====== DATA SUPPLIED ======
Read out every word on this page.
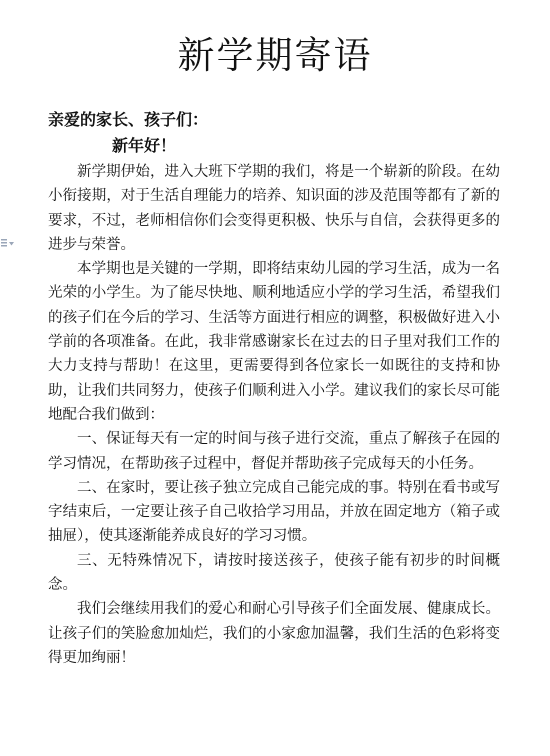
新学期寄语
亲爱的家长、孩子们：
新年好！

新学期伊始，进入大班下学期的我们，将是一个崭新的阶段。在幼小衔接期，对于生活自理能力的培养、知识面的涉及范围等都有了新的要求，不过，老师相信你们会变得更积极、快乐与自信，会获得更多的进步与荣誉。

本学期也是关键的一学期，即将结束幼儿园的学习生活，成为一名光荣的小学生。为了能尽快地、顺利地适应小学的学习生活，希望我们的孩子们在今后的学习、生活等方面进行相应的调整，积极做好进入小学前的各项准备。在此，我非常感谢家长在过去的日子里对我们工作的大力支持与帮助！在这里，更需要得到各位家长一如既往的支持和协助，让我们共同努力，使孩子们顺利进入小学。建议我们的家长尽可能地配合我们做到：

一、保证每天有一定的时间与孩子进行交流，重点了解孩子在园的学习情况，在帮助孩子过程中，督促并帮助孩子完成每天的小任务。

二、在家时，要让孩子独立完成自己能完成的事。特别在看书或写字结束后，一定要让孩子自己收拾学习用品，并放在固定地方（箱子或抽屉），使其逐渐能养成良好的学习习惯。

三、无特殊情况下，请按时接送孩子，使孩子能有初步的时间概念。

我们会继续用我们的爱心和耐心引导孩子们全面发展、健康成长。让孩子们的笑脸愈加灿烂，我们的小家愈加温馨，我们生活的色彩将变得更加绚丽！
======
• _EXERCISE TASK_
Exclude the images and reproduce the remaining data exactly.

• _SOLUTION FOR THIS EXERCISE_
Read out every word on this page.
新学期寄语
亲爱的家长、孩子们：
新年好！

新学期伊始，进入大班下学期的我们，将是一个崭新的阶段。在幼小衔接期，对于生活自理能力的培养、知识面的涉及范围等都有了新的要求，不过，老师相信你们会变得更积极、快乐与自信，会获得更多的进步与荣誉。

本学期也是关键的一学期，即将结束幼儿园的学习生活，成为一名光荣的小学生。为了能尽快地、顺利地适应小学的学习生活，希望我们的孩子们在今后的学习、生活等方面进行相应的调整，积极做好进入小学前的各项准备。在此，我非常感谢家长在过去的日子里对我们工作的大力支持与帮助！在这里，更需要得到各位家长一如既往的支持和协助，让我们共同努力，使孩子们顺利进入小学。建议我们的家长尽可能地配合我们做到：

一、保证每天有一定的时间与孩子进行交流，重点了解孩子在园的学习情况，在帮助孩子过程中，督促并帮助孩子完成每天的小任务。

二、在家时，要让孩子独立完成自己能完成的事。特别在看书或写字结束后，一定要让孩子自己收拾学习用品，并放在固定地方（箱子或抽屉），使其逐渐能养成良好的学习习惯。

三、无特殊情况下，请按时接送孩子，使孩子能有初步的时间概念。

我们会继续用我们的爱心和耐心引导孩子们全面发展、健康成长。让孩子们的笑脸愈加灿烂，我们的小家愈加温馨，我们生活的色彩将变得更加绚丽！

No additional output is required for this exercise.